» Problem requirements:
Which lines contain the word "Presupuestos"? Return each of them as written.

Part of a data file
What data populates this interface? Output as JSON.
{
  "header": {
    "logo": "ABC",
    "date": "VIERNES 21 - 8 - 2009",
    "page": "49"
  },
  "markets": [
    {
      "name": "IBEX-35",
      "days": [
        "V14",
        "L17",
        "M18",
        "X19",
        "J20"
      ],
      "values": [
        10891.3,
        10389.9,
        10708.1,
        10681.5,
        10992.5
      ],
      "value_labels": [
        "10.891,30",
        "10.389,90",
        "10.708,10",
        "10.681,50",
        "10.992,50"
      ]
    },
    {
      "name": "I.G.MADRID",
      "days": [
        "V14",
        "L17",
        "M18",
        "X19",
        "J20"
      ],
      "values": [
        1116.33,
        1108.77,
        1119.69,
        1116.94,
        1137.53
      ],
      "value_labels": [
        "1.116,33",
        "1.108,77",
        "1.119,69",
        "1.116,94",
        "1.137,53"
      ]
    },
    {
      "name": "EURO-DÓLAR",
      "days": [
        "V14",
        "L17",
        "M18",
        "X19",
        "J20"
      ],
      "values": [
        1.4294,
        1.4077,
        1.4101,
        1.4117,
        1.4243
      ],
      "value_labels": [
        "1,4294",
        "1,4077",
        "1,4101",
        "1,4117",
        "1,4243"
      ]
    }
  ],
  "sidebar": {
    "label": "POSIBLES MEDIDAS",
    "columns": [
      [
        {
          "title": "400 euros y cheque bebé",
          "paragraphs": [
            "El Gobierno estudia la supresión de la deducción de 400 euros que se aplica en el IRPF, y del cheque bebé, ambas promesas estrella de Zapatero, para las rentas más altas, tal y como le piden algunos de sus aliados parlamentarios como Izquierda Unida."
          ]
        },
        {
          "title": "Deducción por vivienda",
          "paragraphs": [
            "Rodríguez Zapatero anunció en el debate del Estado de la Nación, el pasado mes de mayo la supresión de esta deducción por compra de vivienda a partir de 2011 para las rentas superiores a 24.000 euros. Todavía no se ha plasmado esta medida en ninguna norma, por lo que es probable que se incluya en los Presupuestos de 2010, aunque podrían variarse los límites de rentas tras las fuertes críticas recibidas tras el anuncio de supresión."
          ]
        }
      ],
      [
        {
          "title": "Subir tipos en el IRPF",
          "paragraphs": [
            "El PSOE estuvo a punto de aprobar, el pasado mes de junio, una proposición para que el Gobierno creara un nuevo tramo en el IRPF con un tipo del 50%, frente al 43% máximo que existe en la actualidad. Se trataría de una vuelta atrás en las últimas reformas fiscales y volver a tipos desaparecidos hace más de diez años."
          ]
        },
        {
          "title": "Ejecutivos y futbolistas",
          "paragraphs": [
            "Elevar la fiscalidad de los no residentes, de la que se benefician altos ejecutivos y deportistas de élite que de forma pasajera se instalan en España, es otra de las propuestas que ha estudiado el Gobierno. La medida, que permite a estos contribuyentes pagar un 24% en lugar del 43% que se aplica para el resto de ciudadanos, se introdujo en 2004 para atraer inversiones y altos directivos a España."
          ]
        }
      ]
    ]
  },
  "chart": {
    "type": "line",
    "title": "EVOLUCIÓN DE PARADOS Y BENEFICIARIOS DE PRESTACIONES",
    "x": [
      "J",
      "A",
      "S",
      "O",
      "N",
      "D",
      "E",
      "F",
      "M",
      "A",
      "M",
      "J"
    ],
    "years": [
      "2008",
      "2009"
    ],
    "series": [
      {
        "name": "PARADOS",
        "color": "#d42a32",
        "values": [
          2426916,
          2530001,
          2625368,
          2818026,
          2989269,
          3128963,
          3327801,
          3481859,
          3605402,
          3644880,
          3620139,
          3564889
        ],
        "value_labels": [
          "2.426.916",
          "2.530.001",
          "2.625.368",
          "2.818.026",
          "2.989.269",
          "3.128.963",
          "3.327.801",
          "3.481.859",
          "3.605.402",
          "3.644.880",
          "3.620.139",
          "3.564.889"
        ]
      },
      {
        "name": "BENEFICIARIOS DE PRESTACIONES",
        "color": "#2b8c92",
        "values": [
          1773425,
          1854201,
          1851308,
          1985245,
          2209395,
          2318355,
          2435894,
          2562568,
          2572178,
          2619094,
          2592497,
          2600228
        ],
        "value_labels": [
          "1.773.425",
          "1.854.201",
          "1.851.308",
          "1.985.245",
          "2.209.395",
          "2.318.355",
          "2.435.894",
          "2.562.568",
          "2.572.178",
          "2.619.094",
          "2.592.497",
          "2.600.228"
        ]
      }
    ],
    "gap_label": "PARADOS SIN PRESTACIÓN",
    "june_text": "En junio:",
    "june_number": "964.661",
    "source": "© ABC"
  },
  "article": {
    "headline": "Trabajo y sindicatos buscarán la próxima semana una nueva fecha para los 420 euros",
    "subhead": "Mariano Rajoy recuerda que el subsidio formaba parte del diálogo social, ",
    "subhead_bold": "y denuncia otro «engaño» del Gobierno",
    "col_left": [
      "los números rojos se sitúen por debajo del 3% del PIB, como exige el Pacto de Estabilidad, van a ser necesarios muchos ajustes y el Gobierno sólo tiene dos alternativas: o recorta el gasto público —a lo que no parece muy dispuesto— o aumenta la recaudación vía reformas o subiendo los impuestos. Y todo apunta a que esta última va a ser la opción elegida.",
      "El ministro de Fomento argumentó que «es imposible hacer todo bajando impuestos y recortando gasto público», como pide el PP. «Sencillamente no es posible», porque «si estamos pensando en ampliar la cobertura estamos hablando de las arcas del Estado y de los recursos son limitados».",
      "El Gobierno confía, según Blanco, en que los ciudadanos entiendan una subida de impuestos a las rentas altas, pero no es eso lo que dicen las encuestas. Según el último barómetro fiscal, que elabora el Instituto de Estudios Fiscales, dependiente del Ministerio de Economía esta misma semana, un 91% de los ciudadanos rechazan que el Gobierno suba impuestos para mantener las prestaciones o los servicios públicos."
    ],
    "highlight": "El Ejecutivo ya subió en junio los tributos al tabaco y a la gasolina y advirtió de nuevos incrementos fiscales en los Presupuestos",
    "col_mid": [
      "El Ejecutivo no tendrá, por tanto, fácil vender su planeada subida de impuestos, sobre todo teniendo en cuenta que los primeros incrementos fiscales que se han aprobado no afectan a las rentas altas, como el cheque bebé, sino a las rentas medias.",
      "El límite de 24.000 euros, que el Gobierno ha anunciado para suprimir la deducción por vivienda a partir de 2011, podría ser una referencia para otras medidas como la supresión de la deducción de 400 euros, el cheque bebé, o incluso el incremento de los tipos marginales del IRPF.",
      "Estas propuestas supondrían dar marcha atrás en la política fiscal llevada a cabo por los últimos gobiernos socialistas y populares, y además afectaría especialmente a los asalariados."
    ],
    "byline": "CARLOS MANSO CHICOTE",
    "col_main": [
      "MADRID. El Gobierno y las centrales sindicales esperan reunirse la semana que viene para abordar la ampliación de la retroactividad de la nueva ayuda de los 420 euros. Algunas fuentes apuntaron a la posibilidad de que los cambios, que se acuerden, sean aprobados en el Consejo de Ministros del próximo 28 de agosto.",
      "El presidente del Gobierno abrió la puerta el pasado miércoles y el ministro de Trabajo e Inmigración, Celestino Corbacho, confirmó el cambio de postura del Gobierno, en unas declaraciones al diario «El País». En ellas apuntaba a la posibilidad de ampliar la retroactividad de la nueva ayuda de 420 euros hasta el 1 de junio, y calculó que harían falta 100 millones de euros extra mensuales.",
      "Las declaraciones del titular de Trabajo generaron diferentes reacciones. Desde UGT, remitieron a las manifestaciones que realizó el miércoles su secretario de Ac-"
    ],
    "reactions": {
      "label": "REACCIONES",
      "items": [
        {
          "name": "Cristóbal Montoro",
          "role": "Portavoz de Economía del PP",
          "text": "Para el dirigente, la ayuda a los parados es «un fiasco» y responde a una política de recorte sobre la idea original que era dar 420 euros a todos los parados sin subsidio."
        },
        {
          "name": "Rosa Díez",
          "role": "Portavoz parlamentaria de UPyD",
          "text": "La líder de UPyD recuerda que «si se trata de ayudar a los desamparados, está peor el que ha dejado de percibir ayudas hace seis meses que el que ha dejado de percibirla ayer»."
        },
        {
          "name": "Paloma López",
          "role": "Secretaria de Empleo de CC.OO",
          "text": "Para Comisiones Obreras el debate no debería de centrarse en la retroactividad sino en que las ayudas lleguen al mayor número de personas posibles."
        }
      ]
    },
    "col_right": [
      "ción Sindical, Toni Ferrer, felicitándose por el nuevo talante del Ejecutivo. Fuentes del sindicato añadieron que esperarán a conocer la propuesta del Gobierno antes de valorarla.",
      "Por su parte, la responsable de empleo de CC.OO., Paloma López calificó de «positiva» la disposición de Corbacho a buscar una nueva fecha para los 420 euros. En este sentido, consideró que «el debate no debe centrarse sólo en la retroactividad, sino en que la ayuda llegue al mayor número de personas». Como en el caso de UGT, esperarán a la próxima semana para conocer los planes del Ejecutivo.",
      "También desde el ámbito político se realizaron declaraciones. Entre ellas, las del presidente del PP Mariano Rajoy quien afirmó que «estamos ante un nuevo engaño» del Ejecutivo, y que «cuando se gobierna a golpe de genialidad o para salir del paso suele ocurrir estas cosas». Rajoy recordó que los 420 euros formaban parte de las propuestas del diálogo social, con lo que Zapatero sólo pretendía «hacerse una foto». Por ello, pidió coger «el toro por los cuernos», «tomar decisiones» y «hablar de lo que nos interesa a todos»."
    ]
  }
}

» Worked answer:
            "Rodríguez Zapatero anunció en el debate del Estado de la Nación, el pasado mes de mayo la supresión de esta deducción por compra de vivienda a partir de 2011 para las rentas superiores a 24.000 euros. Todavía no se ha plasmado esta medida en ninguna norma, por lo que es probable que se incluya en los Presupuestos de 2010, aunque podrían variarse los límites de rentas tras las fuertes críticas recibidas tras el anuncio de supresión."
    "highlight": "El Ejecutivo ya subió en junio los tributos al tabaco y a la gasolina y advirtió de nuevos incrementos fiscales en los Presupuestos",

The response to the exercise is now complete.